> _TASK OBJECTIVE_:
Transcribe all of the material exactly, except for its pictures.

> _ENTRIES SHOWN_:
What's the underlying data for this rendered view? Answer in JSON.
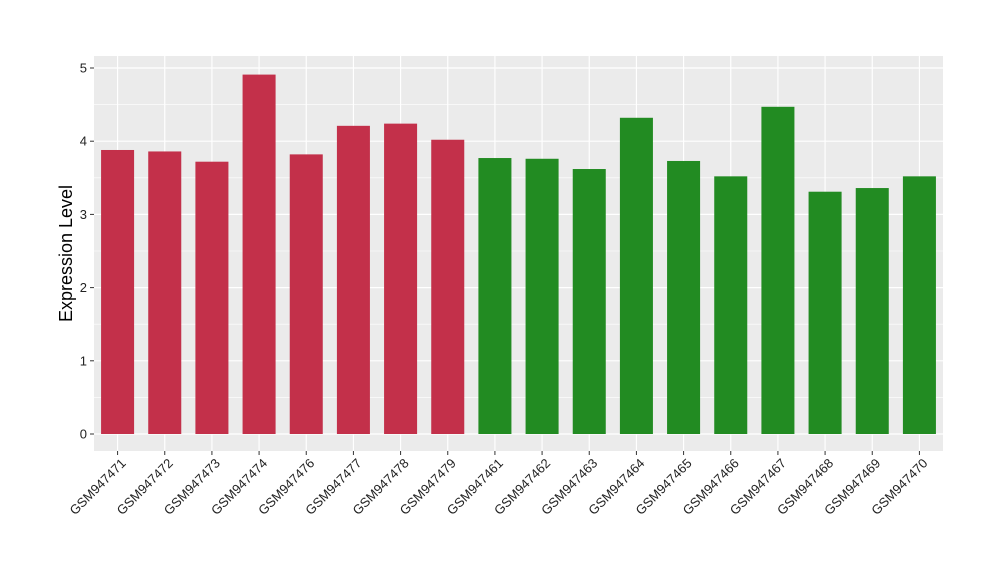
{
  "chart_data": {
    "type": "bar",
    "ylabel": "Expression Level",
    "xlabel": "",
    "ylim": [
      -0.25,
      5.15
    ],
    "yticks": [
      0,
      1,
      2,
      3,
      4,
      5
    ],
    "grid": true,
    "categories": [
      "GSM947471",
      "GSM947472",
      "GSM947473",
      "GSM947474",
      "GSM947476",
      "GSM947477",
      "GSM947478",
      "GSM947479",
      "GSM947461",
      "GSM947462",
      "GSM947463",
      "GSM947464",
      "GSM947465",
      "GSM947466",
      "GSM947467",
      "GSM947468",
      "GSM947469",
      "GSM947470"
    ],
    "values": [
      3.88,
      3.86,
      3.72,
      4.91,
      3.82,
      4.21,
      4.24,
      4.02,
      3.77,
      3.76,
      3.62,
      4.32,
      3.73,
      3.52,
      4.47,
      3.31,
      3.36,
      3.52
    ],
    "colors": [
      "#C3304A",
      "#C3304A",
      "#C3304A",
      "#C3304A",
      "#C3304A",
      "#C3304A",
      "#C3304A",
      "#C3304A",
      "#228B22",
      "#228B22",
      "#228B22",
      "#228B22",
      "#228B22",
      "#228B22",
      "#228B22",
      "#228B22",
      "#228B22",
      "#228B22"
    ],
    "panel_background": "#EBEBEB",
    "grid_color": "#FFFFFF"
  }
}
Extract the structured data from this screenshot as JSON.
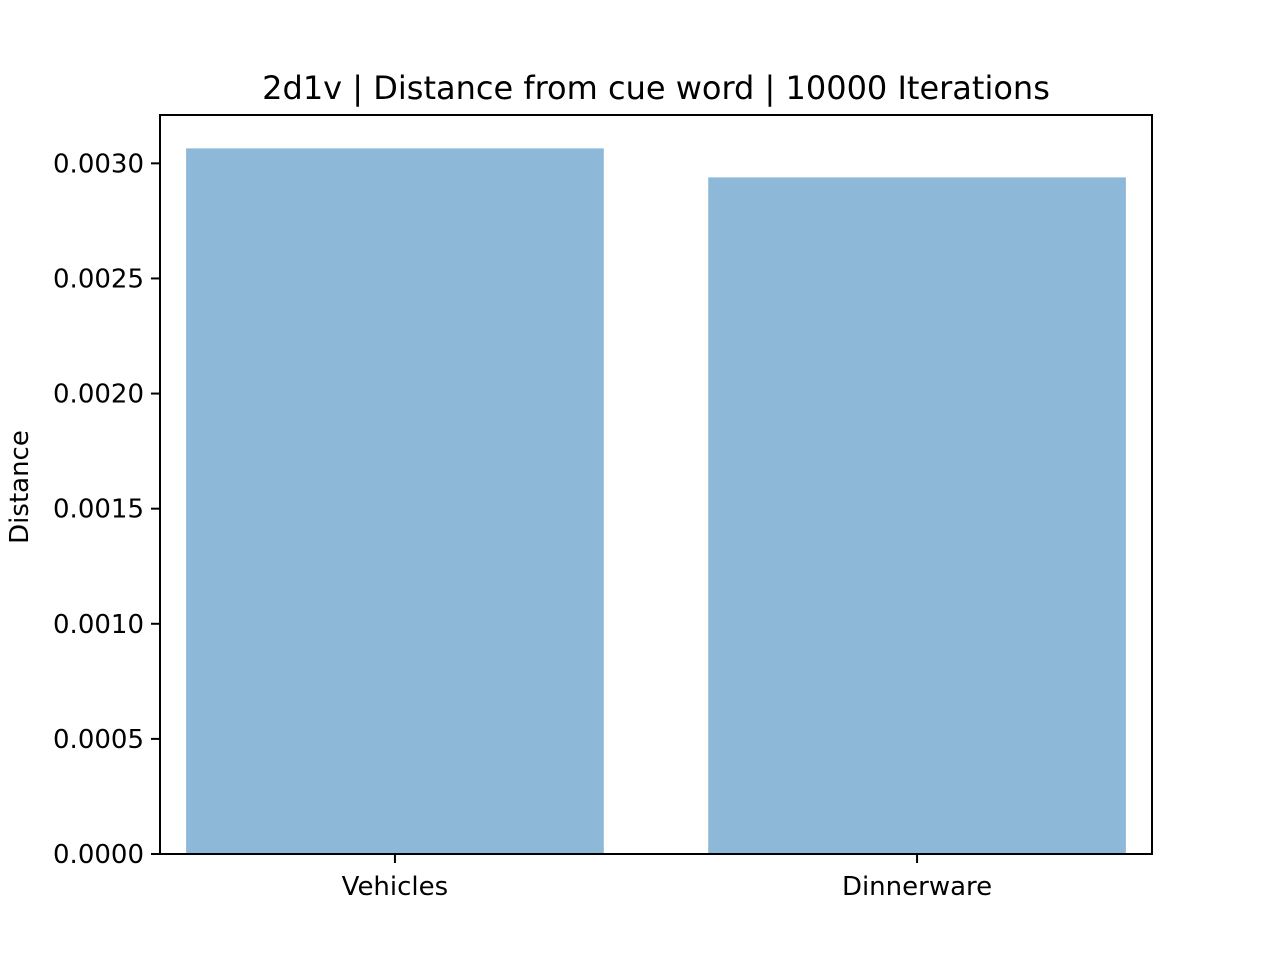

> _RESULT OF THE TASK_:
What's the underlying data for this rendered view? Answer in JSON.
{
  "chart_data": {
    "type": "bar",
    "ylabel": "Expression Level",
    "xlabel": "",
    "ylim": [
      -0.25,
      5.15
    ],
    "yticks": [
      0,
      1,
      2,
      3,
      4,
      5
    ],
    "grid": true,
    "categories": [
      "GSM947471",
      "GSM947472",
      "GSM947473",
      "GSM947474",
      "GSM947476",
      "GSM947477",
      "GSM947478",
      "GSM947479",
      "GSM947461",
      "GSM947462",
      "GSM947463",
      "GSM947464",
      "GSM947465",
      "GSM947466",
      "GSM947467",
      "GSM947468",
      "GSM947469",
      "GSM947470"
    ],
    "values": [
      3.88,
      3.86,
      3.72,
      4.91,
      3.82,
      4.21,
      4.24,
      4.02,
      3.77,
      3.76,
      3.62,
      4.32,
      3.73,
      3.52,
      4.47,
      3.31,
      3.36,
      3.52
    ],
    "colors": [
      "#C3304A",
      "#C3304A",
      "#C3304A",
      "#C3304A",
      "#C3304A",
      "#C3304A",
      "#C3304A",
      "#C3304A",
      "#228B22",
      "#228B22",
      "#228B22",
      "#228B22",
      "#228B22",
      "#228B22",
      "#228B22",
      "#228B22",
      "#228B22",
      "#228B22"
    ],
    "panel_background": "#EBEBEB",
    "grid_color": "#FFFFFF"
  }
}
Extract the structured data from this screenshot as JSON.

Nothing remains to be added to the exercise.